───── DATA RECORDS ─────

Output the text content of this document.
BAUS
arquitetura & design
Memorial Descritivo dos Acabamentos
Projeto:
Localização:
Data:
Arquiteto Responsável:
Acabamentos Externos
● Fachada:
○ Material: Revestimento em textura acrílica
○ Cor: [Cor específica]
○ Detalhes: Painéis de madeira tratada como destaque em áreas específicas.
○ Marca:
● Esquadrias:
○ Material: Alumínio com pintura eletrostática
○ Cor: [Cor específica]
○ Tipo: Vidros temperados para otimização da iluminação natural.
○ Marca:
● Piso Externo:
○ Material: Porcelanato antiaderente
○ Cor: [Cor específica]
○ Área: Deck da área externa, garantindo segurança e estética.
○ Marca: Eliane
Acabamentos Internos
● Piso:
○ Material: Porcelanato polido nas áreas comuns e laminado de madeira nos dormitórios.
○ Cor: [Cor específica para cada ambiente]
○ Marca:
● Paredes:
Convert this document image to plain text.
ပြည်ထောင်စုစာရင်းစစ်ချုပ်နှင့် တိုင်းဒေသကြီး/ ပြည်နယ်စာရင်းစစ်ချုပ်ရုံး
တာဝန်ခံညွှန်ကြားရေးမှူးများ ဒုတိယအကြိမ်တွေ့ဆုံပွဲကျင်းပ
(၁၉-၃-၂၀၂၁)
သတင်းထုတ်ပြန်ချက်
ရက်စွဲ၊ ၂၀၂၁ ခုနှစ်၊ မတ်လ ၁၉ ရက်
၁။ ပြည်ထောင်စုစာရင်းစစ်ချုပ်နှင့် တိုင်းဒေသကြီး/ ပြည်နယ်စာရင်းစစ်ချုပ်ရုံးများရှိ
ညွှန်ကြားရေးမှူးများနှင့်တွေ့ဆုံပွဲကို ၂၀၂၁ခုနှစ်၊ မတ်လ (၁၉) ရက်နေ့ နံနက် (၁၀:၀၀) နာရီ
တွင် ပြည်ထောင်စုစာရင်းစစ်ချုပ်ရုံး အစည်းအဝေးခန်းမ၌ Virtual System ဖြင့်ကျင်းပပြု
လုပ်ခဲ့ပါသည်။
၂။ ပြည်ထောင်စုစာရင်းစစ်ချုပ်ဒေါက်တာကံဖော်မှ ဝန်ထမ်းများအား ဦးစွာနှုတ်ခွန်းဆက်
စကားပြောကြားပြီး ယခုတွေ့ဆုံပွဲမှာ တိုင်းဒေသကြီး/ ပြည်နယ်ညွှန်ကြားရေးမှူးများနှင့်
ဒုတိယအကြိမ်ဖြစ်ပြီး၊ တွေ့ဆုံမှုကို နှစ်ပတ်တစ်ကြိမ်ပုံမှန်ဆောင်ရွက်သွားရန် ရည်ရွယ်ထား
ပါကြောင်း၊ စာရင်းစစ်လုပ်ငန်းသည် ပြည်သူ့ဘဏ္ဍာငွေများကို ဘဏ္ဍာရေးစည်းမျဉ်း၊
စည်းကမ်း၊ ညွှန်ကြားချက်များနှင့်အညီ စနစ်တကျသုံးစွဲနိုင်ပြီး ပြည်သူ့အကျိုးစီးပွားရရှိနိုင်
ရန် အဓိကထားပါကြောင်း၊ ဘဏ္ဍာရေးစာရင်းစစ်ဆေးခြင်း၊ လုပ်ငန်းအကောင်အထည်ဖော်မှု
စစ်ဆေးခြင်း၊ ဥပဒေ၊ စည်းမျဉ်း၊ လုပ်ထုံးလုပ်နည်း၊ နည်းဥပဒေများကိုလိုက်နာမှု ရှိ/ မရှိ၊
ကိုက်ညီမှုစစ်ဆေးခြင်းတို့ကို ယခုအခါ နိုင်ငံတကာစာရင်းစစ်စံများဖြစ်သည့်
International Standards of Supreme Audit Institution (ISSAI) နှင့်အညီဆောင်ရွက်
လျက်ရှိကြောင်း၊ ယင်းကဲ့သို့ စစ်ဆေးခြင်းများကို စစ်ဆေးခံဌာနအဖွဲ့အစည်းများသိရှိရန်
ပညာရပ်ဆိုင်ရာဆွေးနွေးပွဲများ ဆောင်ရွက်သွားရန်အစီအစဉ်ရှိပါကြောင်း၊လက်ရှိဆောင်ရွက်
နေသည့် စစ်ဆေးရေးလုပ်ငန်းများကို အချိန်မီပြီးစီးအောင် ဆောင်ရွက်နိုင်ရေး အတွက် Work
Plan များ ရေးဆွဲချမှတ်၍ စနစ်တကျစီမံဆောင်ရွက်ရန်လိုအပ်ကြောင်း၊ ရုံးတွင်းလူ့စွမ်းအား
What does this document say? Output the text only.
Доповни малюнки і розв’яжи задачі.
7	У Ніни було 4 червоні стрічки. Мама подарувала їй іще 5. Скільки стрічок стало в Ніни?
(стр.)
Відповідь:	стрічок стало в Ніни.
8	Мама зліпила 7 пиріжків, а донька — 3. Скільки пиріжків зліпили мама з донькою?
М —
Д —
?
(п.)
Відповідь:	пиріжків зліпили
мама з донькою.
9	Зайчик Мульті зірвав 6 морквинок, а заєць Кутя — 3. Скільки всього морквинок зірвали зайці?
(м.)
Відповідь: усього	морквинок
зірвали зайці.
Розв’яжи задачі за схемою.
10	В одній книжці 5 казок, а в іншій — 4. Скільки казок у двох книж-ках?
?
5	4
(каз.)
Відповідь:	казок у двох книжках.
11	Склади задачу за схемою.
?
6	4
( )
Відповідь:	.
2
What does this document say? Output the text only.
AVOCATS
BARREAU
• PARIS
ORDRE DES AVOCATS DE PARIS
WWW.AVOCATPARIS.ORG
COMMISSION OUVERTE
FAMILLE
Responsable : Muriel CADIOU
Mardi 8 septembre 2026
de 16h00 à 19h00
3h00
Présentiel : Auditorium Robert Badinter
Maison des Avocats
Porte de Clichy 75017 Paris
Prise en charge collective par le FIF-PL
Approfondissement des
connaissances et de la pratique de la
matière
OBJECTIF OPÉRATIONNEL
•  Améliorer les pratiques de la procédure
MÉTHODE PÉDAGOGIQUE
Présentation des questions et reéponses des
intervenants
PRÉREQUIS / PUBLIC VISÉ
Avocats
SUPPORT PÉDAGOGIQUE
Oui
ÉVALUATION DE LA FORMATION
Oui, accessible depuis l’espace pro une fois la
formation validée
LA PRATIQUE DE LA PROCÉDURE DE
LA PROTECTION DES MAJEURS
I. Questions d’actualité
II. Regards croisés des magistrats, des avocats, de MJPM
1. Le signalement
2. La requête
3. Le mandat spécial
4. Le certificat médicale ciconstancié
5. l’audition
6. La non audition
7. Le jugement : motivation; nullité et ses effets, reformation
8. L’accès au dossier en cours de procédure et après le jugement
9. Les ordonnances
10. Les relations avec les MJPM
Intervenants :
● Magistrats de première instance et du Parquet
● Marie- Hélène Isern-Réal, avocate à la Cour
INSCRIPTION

─────

◆ **TASK DESCRIPTION**
Each line of the material above must be retyped precisely.

◆ **SOLVED PROBLEM**
Output the text content of this document.
BAUS
arquitetura & design
Memorial Descritivo dos Acabamentos
Projeto:
Localização:
Data:
Arquiteto Responsável:
Acabamentos Externos
● Fachada:
○ Material: Revestimento em textura acrílica
○ Cor: [Cor específica]
○ Detalhes: Painéis de madeira tratada como destaque em áreas específicas.
○ Marca:
● Esquadrias:
○ Material: Alumínio com pintura eletrostática
○ Cor: [Cor específica]
○ Tipo: Vidros temperados para otimização da iluminação natural.
○ Marca:
● Piso Externo:
○ Material: Porcelanato antiaderente
○ Cor: [Cor específica]
○ Área: Deck da área externa, garantindo segurança e estética.
○ Marca: Eliane
Acabamentos Internos
● Piso:
○ Material: Porcelanato polido nas áreas comuns e laminado de madeira nos dormitórios.
○ Cor: [Cor específica para cada ambiente]
○ Marca:
● Paredes:
Convert this document image to plain text.
ပြည်ထောင်စုစာရင်းစစ်ချုပ်နှင့် တိုင်းဒေသကြီး/ ပြည်နယ်စာရင်းစစ်ချုပ်ရုံး
တာဝန်ခံညွှန်ကြားရေးမှူးများ ဒုတိယအကြိမ်တွေ့ဆုံပွဲကျင်းပ
(၁၉-၃-၂၀၂၁)
သတင်းထုတ်ပြန်ချက်
ရက်စွဲ၊ ၂၀၂၁ ခုနှစ်၊ မတ်လ ၁၉ ရက်
၁။ ပြည်ထောင်စုစာရင်းစစ်ချုပ်နှင့် တိုင်းဒေသကြီး/ ပြည်နယ်စာရင်းစစ်ချုပ်ရုံးများရှိ
ညွှန်ကြားရေးမှူးများနှင့်တွေ့ဆုံပွဲကို ၂၀၂၁ခုနှစ်၊ မတ်လ (၁၉) ရက်နေ့ နံနက် (၁၀:၀၀) နာရီ
တွင် ပြည်ထောင်စုစာရင်းစစ်ချုပ်ရုံး အစည်းအဝေးခန်းမ၌ Virtual System ဖြင့်ကျင်းပပြု
လုပ်ခဲ့ပါသည်။
၂။ ပြည်ထောင်စုစာရင်းစစ်ချုပ်ဒေါက်တာကံဖော်မှ ဝန်ထမ်းများအား ဦးစွာနှုတ်ခွန်းဆက်
စကားပြောကြားပြီး ယခုတွေ့ဆုံပွဲမှာ တိုင်းဒေသကြီး/ ပြည်နယ်ညွှန်ကြားရေးမှူးများနှင့်
ဒုတိယအကြိမ်ဖြစ်ပြီး၊ တွေ့ဆုံမှုကို နှစ်ပတ်တစ်ကြိမ်ပုံမှန်ဆောင်ရွက်သွားရန် ရည်ရွယ်ထား
ပါကြောင်း၊ စာရင်းစစ်လုပ်ငန်းသည် ပြည်သူ့ဘဏ္ဍာငွေများကို ဘဏ္ဍာရေးစည်းမျဉ်း၊
စည်းကမ်း၊ ညွှန်ကြားချက်များနှင့်အညီ စနစ်တကျသုံးစွဲနိုင်ပြီး ပြည်သူ့အကျိုးစီးပွားရရှိနိုင်
ရန် အဓိကထားပါကြောင်း၊ ဘဏ္ဍာရေးစာရင်းစစ်ဆေးခြင်း၊ လုပ်ငန်းအကောင်အထည်ဖော်မှု
စစ်ဆေးခြင်း၊ ဥပဒေ၊ စည်းမျဉ်း၊ လုပ်ထုံးလုပ်နည်း၊ နည်းဥပဒေများကိုလိုက်နာမှု ရှိ/ မရှိ၊
ကိုက်ညီမှုစစ်ဆေးခြင်းတို့ကို ယခုအခါ နိုင်ငံတကာစာရင်းစစ်စံများဖြစ်သည့်
International Standards of Supreme Audit Institution (ISSAI) နှင့်အညီဆောင်ရွက်
လျက်ရှိကြောင်း၊ ယင်းကဲ့သို့ စစ်ဆေးခြင်းများကို စစ်ဆေးခံဌာနအဖွဲ့အစည်းများသိရှိရန်
ပညာရပ်ဆိုင်ရာဆွေးနွေးပွဲများ ဆောင်ရွက်သွားရန်အစီအစဉ်ရှိပါကြောင်း၊လက်ရှိဆောင်ရွက်
နေသည့် စစ်ဆေးရေးလုပ်ငန်းများကို အချိန်မီပြီးစီးအောင် ဆောင်ရွက်နိုင်ရေး အတွက် Work
Plan များ ရေးဆွဲချမှတ်၍ စနစ်တကျစီမံဆောင်ရွက်ရန်လိုအပ်ကြောင်း၊ ရုံးတွင်းလူ့စွမ်းအား
What does this document say? Output the text only.
Доповни малюнки і розв’яжи задачі.
7	У Ніни було 4 червоні стрічки. Мама подарувала їй іще 5. Скільки стрічок стало в Ніни?
(стр.)
Відповідь:	стрічок стало в Ніни.
8	Мама зліпила 7 пиріжків, а донька — 3. Скільки пиріжків зліпили мама з донькою?
М —
Д —
?
(п.)
Відповідь:	пиріжків зліпили
мама з донькою.
9	Зайчик Мульті зірвав 6 морквинок, а заєць Кутя — 3. Скільки всього морквинок зірвали зайці?
(м.)
Відповідь: усього	морквинок
зірвали зайці.
Розв’яжи задачі за схемою.
10	В одній книжці 5 казок, а в іншій — 4. Скільки казок у двох книж-ках?
?
5	4
(каз.)
Відповідь:	казок у двох книжках.
11	Склади задачу за схемою.
?
6	4
( )
Відповідь:	.
2
What does this document say? Output the text only.
AVOCATS
BARREAU
• PARIS
ORDRE DES AVOCATS DE PARIS
WWW.AVOCATPARIS.ORG
COMMISSION OUVERTE
FAMILLE
Responsable : Muriel CADIOU
Mardi 8 septembre 2026
de 16h00 à 19h00
3h00
Présentiel : Auditorium Robert Badinter
Maison des Avocats
Porte de Clichy 75017 Paris
Prise en charge collective par le FIF-PL
Approfondissement des
connaissances et de la pratique de la
matière
OBJECTIF OPÉRATIONNEL
•  Améliorer les pratiques de la procédure
MÉTHODE PÉDAGOGIQUE
Présentation des questions et reéponses des
intervenants
PRÉREQUIS / PUBLIC VISÉ
Avocats
SUPPORT PÉDAGOGIQUE
Oui
ÉVALUATION DE LA FORMATION
Oui, accessible depuis l’espace pro une fois la
formation validée
LA PRATIQUE DE LA PROCÉDURE DE
LA PROTECTION DES MAJEURS
I. Questions d’actualité
II. Regards croisés des magistrats, des avocats, de MJPM
1. Le signalement
2. La requête
3. Le mandat spécial
4. Le certificat médicale ciconstancié
5. l’audition
6. La non audition
7. Le jugement : motivation; nullité et ses effets, reformation
8. L’accès au dossier en cours de procédure et après le jugement
9. Les ordonnances
10. Les relations avec les MJPM
Intervenants :
● Magistrats de première instance et du Parquet
● Marie- Hélène Isern-Réal, avocate à la Cour
INSCRIPTION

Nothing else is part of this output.